INSTRUCTIONS FOR THE TASK →
For the data below, work out how many lines contain the word "icon" and supply only that number.

--- START OF MATERIAL ---

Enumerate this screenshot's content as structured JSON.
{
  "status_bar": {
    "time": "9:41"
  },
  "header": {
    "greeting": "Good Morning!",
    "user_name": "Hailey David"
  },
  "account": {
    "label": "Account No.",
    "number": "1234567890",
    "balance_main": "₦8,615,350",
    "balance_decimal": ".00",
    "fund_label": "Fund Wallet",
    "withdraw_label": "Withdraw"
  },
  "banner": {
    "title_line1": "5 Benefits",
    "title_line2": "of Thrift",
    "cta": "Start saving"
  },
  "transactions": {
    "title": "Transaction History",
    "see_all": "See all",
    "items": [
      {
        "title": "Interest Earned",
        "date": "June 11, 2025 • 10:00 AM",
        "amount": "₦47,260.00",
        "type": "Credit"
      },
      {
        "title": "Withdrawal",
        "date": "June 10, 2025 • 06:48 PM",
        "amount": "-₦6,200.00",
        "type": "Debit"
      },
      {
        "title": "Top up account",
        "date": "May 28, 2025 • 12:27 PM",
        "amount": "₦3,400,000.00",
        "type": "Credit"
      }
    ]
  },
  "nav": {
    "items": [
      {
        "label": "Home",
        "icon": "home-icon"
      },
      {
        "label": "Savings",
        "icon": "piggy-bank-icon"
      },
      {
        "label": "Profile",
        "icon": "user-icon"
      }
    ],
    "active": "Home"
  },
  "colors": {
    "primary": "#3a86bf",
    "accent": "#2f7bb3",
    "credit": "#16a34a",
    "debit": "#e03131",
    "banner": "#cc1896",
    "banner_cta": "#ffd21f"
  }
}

--- END OF MATERIAL ---

REPLY →
3